## start Dataset records

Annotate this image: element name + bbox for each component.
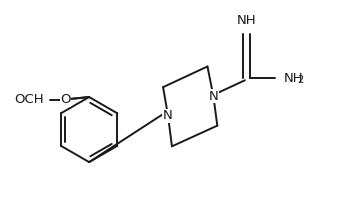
Text: O: O <box>60 93 71 107</box>
Text: N: N <box>163 109 173 122</box>
Text: N: N <box>209 89 218 103</box>
Text: NH: NH <box>283 72 303 85</box>
Text: 2: 2 <box>297 75 304 85</box>
Text: NH: NH <box>237 14 257 27</box>
Text: OCH: OCH <box>14 93 44 107</box>
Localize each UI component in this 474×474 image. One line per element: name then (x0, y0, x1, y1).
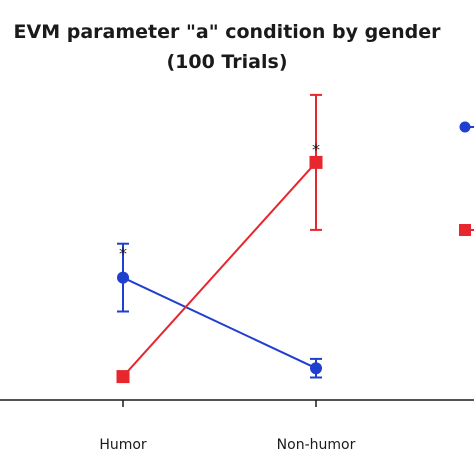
data-point (310, 362, 322, 375)
series-line-blue (122, 276, 317, 370)
significance-star: * (312, 140, 320, 159)
legend-marker-red (459, 224, 471, 236)
data-point (117, 271, 129, 284)
significance-star: * (119, 244, 127, 263)
chart-title-line2: (100 Trials) (166, 51, 287, 73)
data-point (309, 155, 323, 169)
series-line-red (122, 161, 317, 378)
x-tick-label: Humor (99, 437, 147, 453)
chart-title-line1: EVM parameter "a" condition by gender (14, 21, 442, 43)
data-point (116, 370, 130, 384)
legend-marker-blue (459, 121, 471, 133)
x-tick-label: Non-humor (277, 437, 356, 453)
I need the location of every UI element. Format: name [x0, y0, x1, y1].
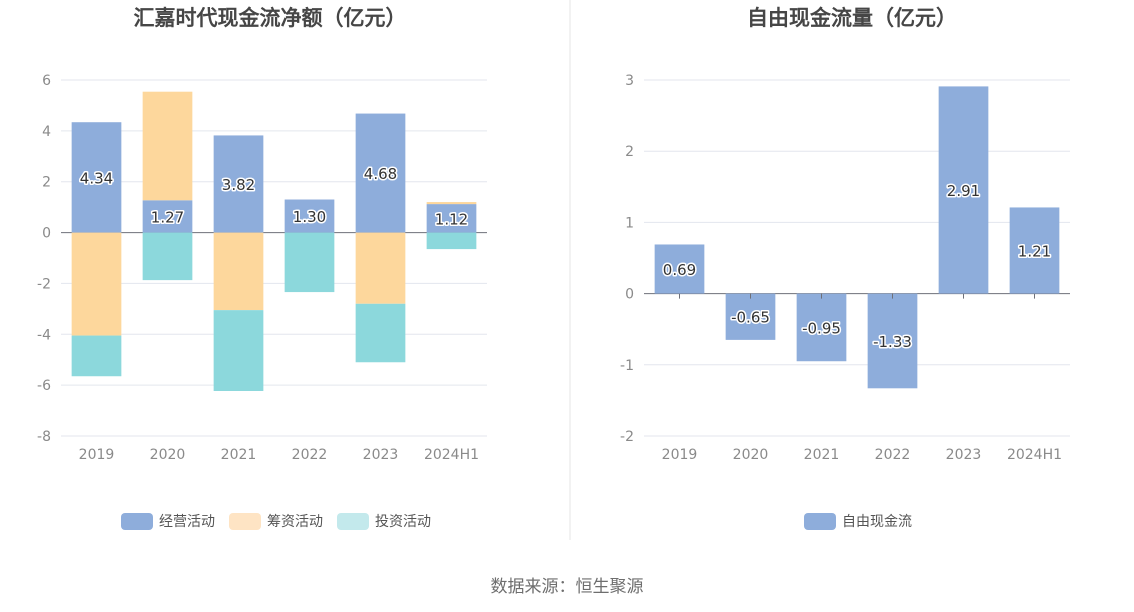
data-label: 1.21 — [1018, 243, 1051, 261]
bar — [938, 86, 989, 294]
data-label: -0.95 — [802, 319, 841, 337]
x-tick-label: 2021 — [221, 447, 257, 463]
data-label: -0.65 — [731, 309, 770, 327]
legend-label: 自由现金流 — [842, 514, 912, 530]
bar — [426, 202, 477, 205]
y-tick-label: -2 — [620, 429, 634, 445]
bar — [1009, 207, 1060, 294]
bar — [213, 310, 264, 391]
bar — [796, 293, 847, 362]
y-tick-label: -6 — [37, 378, 51, 394]
legend-swatch — [337, 513, 369, 530]
cashflow-net-bars — [71, 91, 477, 391]
legend-swatch — [229, 513, 261, 530]
legend-label: 投资活动 — [375, 514, 431, 530]
y-tick-label: 4 — [42, 124, 51, 140]
y-tick-label: 0 — [42, 226, 51, 242]
y-tick-label: 2 — [42, 175, 51, 191]
cashflow-net-y-axis: 6 4 2 0 -2 -4 -6 -8 — [37, 73, 51, 445]
x-tick-label: 2021 — [804, 447, 840, 463]
bar — [426, 232, 477, 250]
data-label: 1.30 — [293, 208, 326, 226]
legend-swatch — [804, 513, 836, 530]
y-tick-label: -2 — [37, 276, 51, 292]
data-label: 4.68 — [364, 165, 397, 183]
legend-label: 筹资活动 — [267, 513, 323, 530]
free-cashflow-data-labels: 0.69 -0.65 -0.95 -1.33 2.91 1.21 — [661, 181, 1052, 353]
cashflow-net-legend: 经营活动 筹资活动 投资活动 — [121, 513, 431, 530]
bar — [71, 232, 122, 336]
bar — [725, 293, 776, 340]
free-cashflow-chart-title: 自由现金流量（亿元） — [747, 6, 957, 30]
y-tick-label: -8 — [37, 429, 51, 445]
free-cashflow-chart: 自由现金流量（亿元） 3 2 1 0 -1 -2 2019 2020 2021 2022 2023… — [620, 6, 1070, 530]
bar — [355, 232, 406, 304]
bar — [284, 232, 335, 293]
x-tick-label: 2024H1 — [424, 447, 479, 463]
y-tick-label: 2 — [625, 144, 634, 160]
data-source-note: 数据来源：恒生聚源 — [491, 577, 644, 597]
cashflow-net-gridlines — [61, 79, 487, 437]
bar — [284, 199, 335, 233]
y-tick-label: -4 — [37, 327, 51, 343]
bar — [867, 293, 918, 389]
y-tick-label: -1 — [620, 358, 634, 374]
legend-swatch — [121, 513, 153, 530]
bar — [71, 122, 122, 233]
bar — [71, 335, 122, 377]
free-cashflow-y-axis: 3 2 1 0 -1 -2 — [620, 73, 634, 445]
cashflow-net-data-labels: 4.34 1.27 3.82 1.30 4.68 1.12 — [78, 164, 469, 230]
bar — [142, 200, 193, 233]
bar — [355, 303, 406, 363]
free-cashflow-bars — [654, 86, 1060, 389]
legend-label: 经营活动 — [159, 514, 215, 530]
data-label: 1.27 — [151, 208, 184, 226]
bar — [426, 204, 477, 233]
bar — [355, 113, 406, 233]
data-label: 2.91 — [947, 182, 980, 200]
bar — [213, 135, 264, 233]
x-tick-label: 2020 — [150, 447, 186, 463]
bar — [142, 91, 193, 201]
x-tick-label: 2023 — [363, 447, 399, 463]
free-cashflow-legend: 自由现金流 — [804, 513, 912, 530]
bar — [213, 232, 264, 311]
x-tick-label: 2022 — [875, 447, 911, 463]
y-tick-label: 3 — [625, 73, 634, 89]
x-tick-label: 2022 — [292, 447, 328, 463]
data-label: -1.33 — [873, 333, 912, 351]
x-tick-label: 2019 — [79, 447, 115, 463]
y-tick-label: 1 — [625, 215, 634, 231]
data-label: 4.34 — [80, 169, 113, 187]
free-cashflow-x-axis: 2019 2020 2021 2022 2023 2024H1 — [662, 293, 1062, 463]
x-tick-label: 2020 — [733, 447, 769, 463]
bar — [142, 232, 193, 281]
y-tick-label: 0 — [625, 287, 634, 303]
cashflow-net-chart-title: 汇嘉时代现金流净额（亿元） — [134, 6, 407, 30]
bar — [654, 244, 705, 294]
cashflow-net-x-axis: 2019 2020 2021 2022 2023 2024H1 — [79, 447, 479, 463]
data-label: 3.82 — [222, 176, 255, 194]
y-tick-label: 6 — [42, 73, 51, 89]
x-tick-label: 2019 — [662, 447, 698, 463]
data-label: 0.69 — [663, 261, 696, 279]
x-tick-label: 2023 — [946, 447, 982, 463]
free-cashflow-gridlines — [644, 79, 1070, 437]
data-label: 1.12 — [435, 210, 468, 228]
x-tick-label: 2024H1 — [1007, 447, 1062, 463]
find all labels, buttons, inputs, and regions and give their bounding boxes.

## end Dataset records

▶ Task brief: Edit the entries from their start through the line containing "Localize each UI", replacing "Text" with "Label" and changing nothing else. Give only those lines, and leave the pictures out.

▶ The result:
Annotate this image: element name + bbox for each component.
Label: O: O <box>60 93 71 107</box>
Label: N: N <box>163 109 173 122</box>
Label: N: N <box>209 89 218 103</box>
Label: NH: NH <box>283 72 303 85</box>
Label: 2: 2 <box>297 75 304 85</box>
Label: NH: NH <box>237 14 257 27</box>
Label: OCH: OCH <box>14 93 44 107</box>
Localize each UI component in this 474×474 image. One line per element: name then (x0, y0, x1, y1).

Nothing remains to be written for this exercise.